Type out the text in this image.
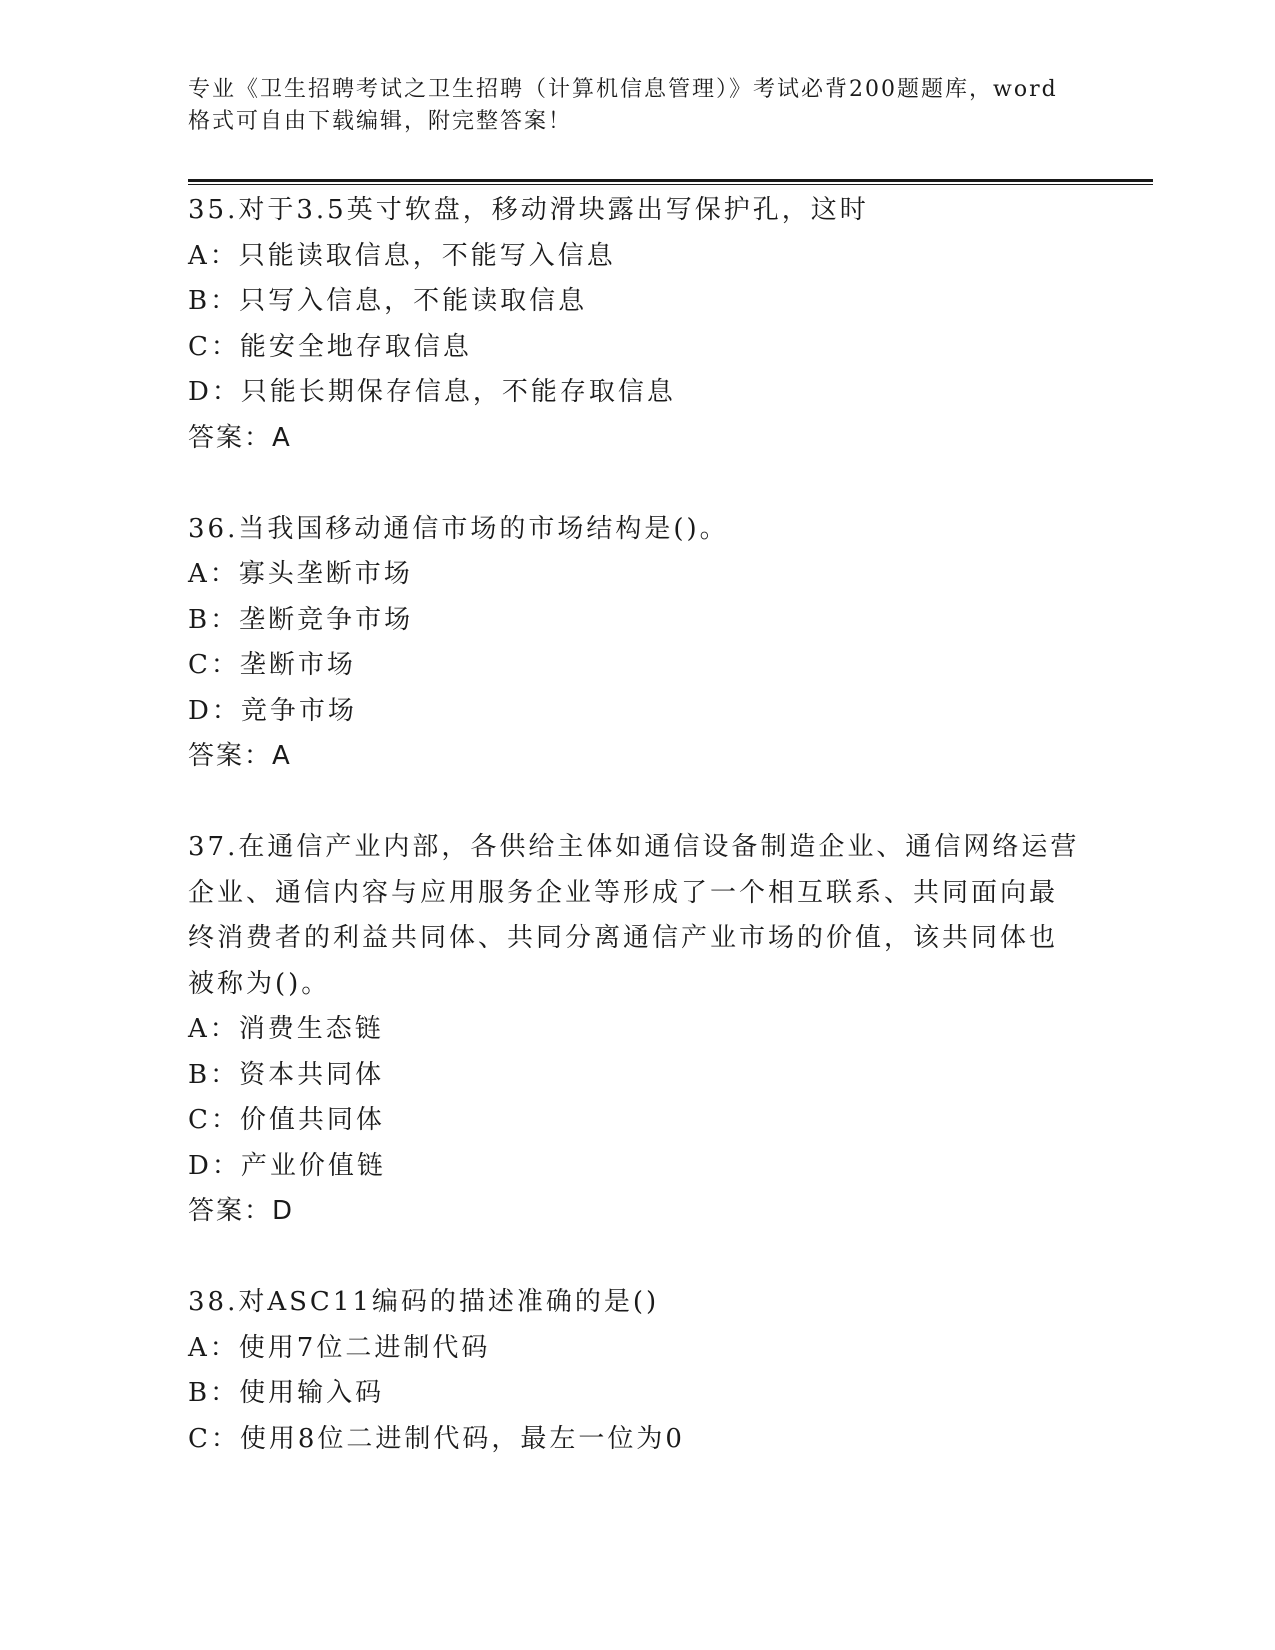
专业《卫生招聘考试之卫生招聘（计算机信息管理）》考试必背200题题库，word
格式可自由下载编辑，附完整答案！
35.对于3.5英寸软盘，移动滑块露出写保护孔，这时
A：只能读取信息，不能写入信息
B：只写入信息，不能读取信息
C：能安全地存取信息
D：只能长期保存信息，不能存取信息
答案：A
36.当我国移动通信市场的市场结构是()。
A：寡头垄断市场
B：垄断竞争市场
C：垄断市场
D：竞争市场
答案：A
37.在通信产业内部，各供给主体如通信设备制造企业、通信网络运营
企业、通信内容与应用服务企业等形成了一个相互联系、共同面向最
终消费者的利益共同体、共同分离通信产业市场的价值，该共同体也
被称为()。
A：消费生态链
B：资本共同体
C：价值共同体
D：产业价值链
答案：D
38.对ASC11编码的描述准确的是()
A：使用7位二进制代码
B：使用输入码
C：使用8位二进制代码，最左一位为0
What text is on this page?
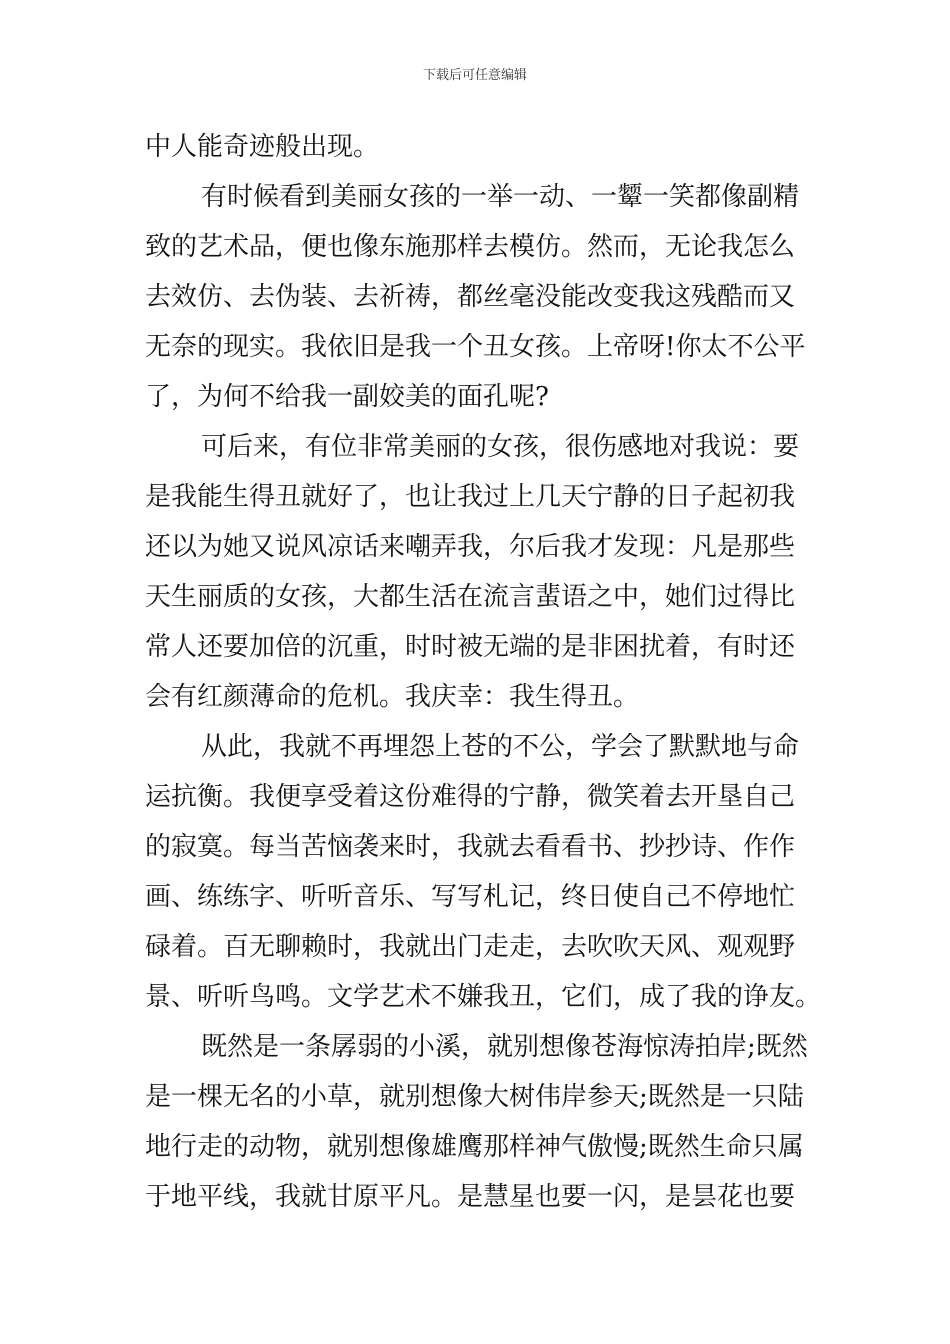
下载后可任意编辑
中人能奇迹般出现。
有时候看到美丽女孩的一举一动、一颦一笑都像副精
致的艺术品，便也像东施那样去模仿。然而，无论我怎么
去效仿、去伪装、去祈祷，都丝毫没能改变我这残酷而又
无奈的现实。我依旧是我一个丑女孩。上帝呀!你太不公平
了，为何不给我一副姣美的面孔呢?
可后来，有位非常美丽的女孩，很伤感地对我说：要
是我能生得丑就好了，也让我过上几天宁静的日子起初我
还以为她又说风凉话来嘲弄我，尔后我才发现：凡是那些
天生丽质的女孩，大都生活在流言蜚语之中，她们过得比
常人还要加倍的沉重，时时被无端的是非困扰着，有时还
会有红颜薄命的危机。我庆幸：我生得丑。
从此，我就不再埋怨上苍的不公，学会了默默地与命
运抗衡。我便享受着这份难得的宁静，微笑着去开垦自己
的寂寞。每当苦恼袭来时，我就去看看书、抄抄诗、作作
画、练练字、听听音乐、写写札记，终日使自己不停地忙
碌着。百无聊赖时，我就出门走走，去吹吹天风、观观野
景、听听鸟鸣。文学艺术不嫌我丑，它们，成了我的诤友。
既然是一条孱弱的小溪，就别想像苍海惊涛拍岸;既然
是一棵无名的小草，就别想像大树伟岸参天;既然是一只陆
地行走的动物，就别想像雄鹰那样神气傲慢;既然生命只属
于地平线，我就甘原平凡。是慧星也要一闪，是昙花也要
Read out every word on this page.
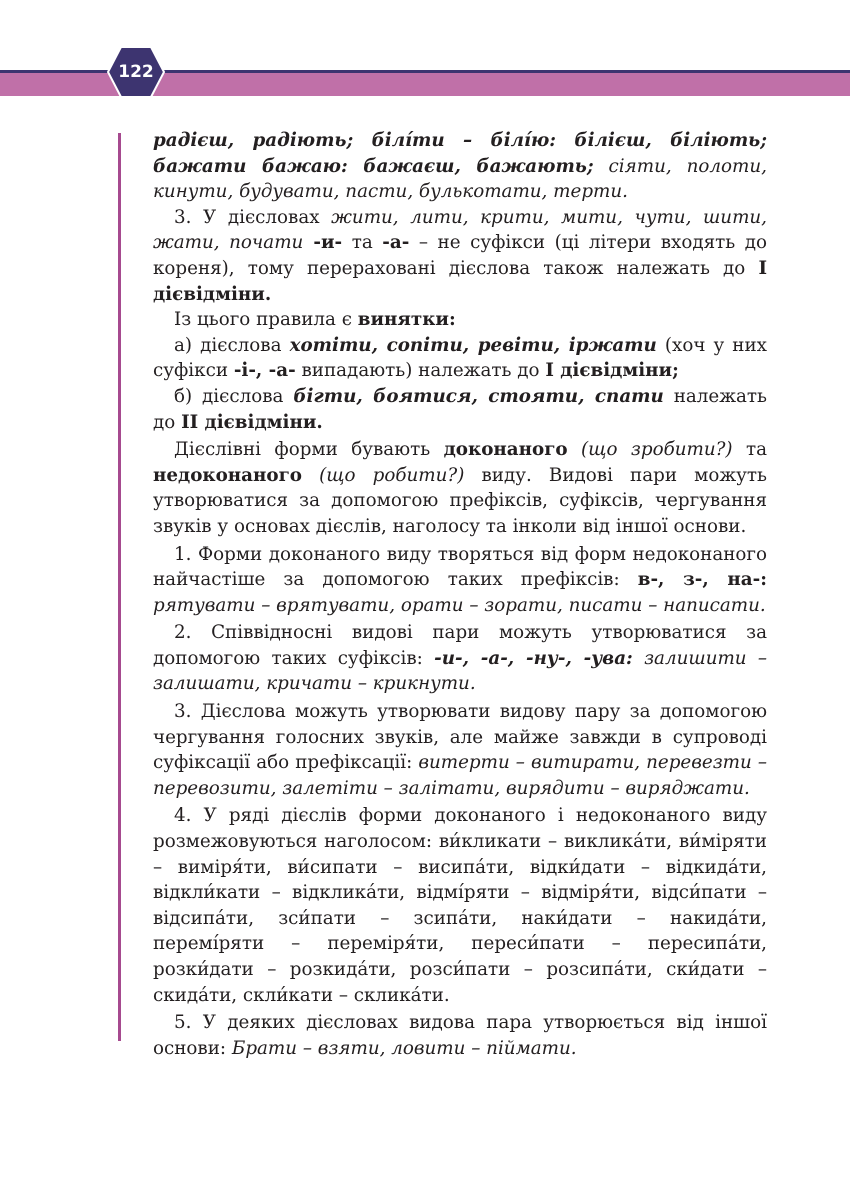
122

радієш, радіють; білі́ти – білі́ю: білієш, біліють; бажати бажаю: бажаєш, бажають; сіяти, полоти, кинути, будувати, пасти, булькотати, терти.

3. У дієсловах жити, лити, крити, мити, чути, шити, жати, почати -и- та -а- – не суфікси (ці літери входять до кореня), тому перераховані дієслова також належать до I дієвідміни.

Із цього правила є винятки:

а) дієслова хотіти, сопіти, ревіти, іржати (хоч у них суфікси -і-, -а- випадають) належать до I дієвідміни;

б) дієслова бігти, боятися, стояти, спати належать до II дієвідміни.

Дієслівні форми бувають доконаного (що зробити?) та недоконаного (що робити?) виду. Видові пари можуть утворюватися за допомогою префіксів, суфіксів, чергування звуків у основах дієслів, наголосу та інколи від іншої основи.

1. Форми доконаного виду творяться від форм недоконаного найчастіше за допомогою таких префіксів: в-, з-, на-: рятувати – врятувати, орати – зорати, писати – написати.

2. Співвідносні видові пари можуть утворюватися за допомогою таких суфіксів: -и-, -а-, -ну-, -ува: залишити – залишати, кричати – крикнути.

3. Дієслова можуть утворювати видову пару за допомогою чергування голосних звуків, але майже завжди в супроводі суфіксації або префіксації: витерти – витирати, перевезти – перевозити, залетіти – залітати, вирядити – виряджати.

4. У ряді дієслів форми доконаного і недоконаного виду розмежовуються наголосом: ви́кликати – виклика́ти, ви́міряти – виміря́ти, ви́сипати – висипа́ти, відки́дати – відкида́ти, відкли́кати – відклика́ти, відмі́ряти – відміря́ти, відси́пати – відсипа́ти, зси́пати – зсипа́ти, наки́дати – накида́ти, перемі́ряти – переміря́ти, переси́пати – пересипа́ти, розки́дати – розкида́ти, розси́пати – розсипа́ти, ски́дати – скида́ти, скли́кати – склика́ти.

5. У деяких дієсловах видова пара утворюється від іншої основи: Брати – взяти, ловити – піймати.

◇ ◇ ◇

### Problem to solve
Skip every picture and transcribe the data above exactly.

### Task solution
Type out the text in this image.
专业《卫生招聘考试之卫生招聘（计算机信息管理）》考试必背200题题库，word
格式可自由下载编辑，附完整答案！
35.对于3.5英寸软盘，移动滑块露出写保护孔，这时
A：只能读取信息，不能写入信息
B：只写入信息，不能读取信息
C：能安全地存取信息
D：只能长期保存信息，不能存取信息
答案：A
36.当我国移动通信市场的市场结构是()。
A：寡头垄断市场
B：垄断竞争市场
C：垄断市场
D：竞争市场
答案：A
37.在通信产业内部，各供给主体如通信设备制造企业、通信网络运营
企业、通信内容与应用服务企业等形成了一个相互联系、共同面向最
终消费者的利益共同体、共同分离通信产业市场的价值，该共同体也
被称为()。
A：消费生态链
B：资本共同体
C：价值共同体
D：产业价值链
答案：D
38.对ASC11编码的描述准确的是()
A：使用7位二进制代码
B：使用输入码
C：使用8位二进制代码，最左一位为0
What text is on this page?
下载后可任意编辑
中人能奇迹般出现。
有时候看到美丽女孩的一举一动、一颦一笑都像副精
致的艺术品，便也像东施那样去模仿。然而，无论我怎么
去效仿、去伪装、去祈祷，都丝毫没能改变我这残酷而又
无奈的现实。我依旧是我一个丑女孩。上帝呀!你太不公平
了，为何不给我一副姣美的面孔呢?
可后来，有位非常美丽的女孩，很伤感地对我说：要
是我能生得丑就好了，也让我过上几天宁静的日子起初我
还以为她又说风凉话来嘲弄我，尔后我才发现：凡是那些
天生丽质的女孩，大都生活在流言蜚语之中，她们过得比
常人还要加倍的沉重，时时被无端的是非困扰着，有时还
会有红颜薄命的危机。我庆幸：我生得丑。
从此，我就不再埋怨上苍的不公，学会了默默地与命
运抗衡。我便享受着这份难得的宁静，微笑着去开垦自己
的寂寞。每当苦恼袭来时，我就去看看书、抄抄诗、作作
画、练练字、听听音乐、写写札记，终日使自己不停地忙
碌着。百无聊赖时，我就出门走走，去吹吹天风、观观野
景、听听鸟鸣。文学艺术不嫌我丑，它们，成了我的诤友。
既然是一条孱弱的小溪，就别想像苍海惊涛拍岸;既然
是一棵无名的小草，就别想像大树伟岸参天;既然是一只陆
地行走的动物，就别想像雄鹰那样神气傲慢;既然生命只属
于地平线，我就甘原平凡。是慧星也要一闪，是昙花也要
Read out every word on this page.
122

радієш, радіють; білі́ти – білі́ю: білієш, біліють; бажати бажаю: бажаєш, бажають; сіяти, полоти, кинути, будувати, пасти, булькотати, терти.

3. У дієсловах жити, лити, крити, мити, чути, шити, жати, почати -и- та -а- – не суфікси (ці літери входять до кореня), тому перераховані дієслова також належать до I дієвідміни.

Із цього правила є винятки:

а) дієслова хотіти, сопіти, ревіти, іржати (хоч у них суфікси -і-, -а- випадають) належать до I дієвідміни;

б) дієслова бігти, боятися, стояти, спати належать до II дієвідміни.

Дієслівні форми бувають доконаного (що зробити?) та недоконаного (що робити?) виду. Видові пари можуть утворюватися за допомогою префіксів, суфіксів, чергування звуків у основах дієслів, наголосу та інколи від іншої основи.

1. Форми доконаного виду творяться від форм недоконаного найчастіше за допомогою таких префіксів: в-, з-, на-: рятувати – врятувати, орати – зорати, писати – написати.

2. Співвідносні видові пари можуть утворюватися за допомогою таких суфіксів: -и-, -а-, -ну-, -ува: залишити – залишати, кричати – крикнути.

3. Дієслова можуть утворювати видову пару за допомогою чергування голосних звуків, але майже завжди в супроводі суфіксації або префіксації: витерти – витирати, перевезти – перевозити, залетіти – залітати, вирядити – виряджати.

4. У ряді дієслів форми доконаного і недоконаного виду розмежовуються наголосом: ви́кликати – виклика́ти, ви́міряти – виміря́ти, ви́сипати – висипа́ти, відки́дати – відкида́ти, відкли́кати – відклика́ти, відмі́ряти – відміря́ти, відси́пати – відсипа́ти, зси́пати – зсипа́ти, наки́дати – накида́ти, перемі́ряти – переміря́ти, переси́пати – пересипа́ти, розки́дати – розкида́ти, розси́пати – розсипа́ти, ски́дати – скида́ти, скли́кати – склика́ти.

5. У деяких дієсловах видова пара утворюється від іншої основи: Брати – взяти, ловити – піймати.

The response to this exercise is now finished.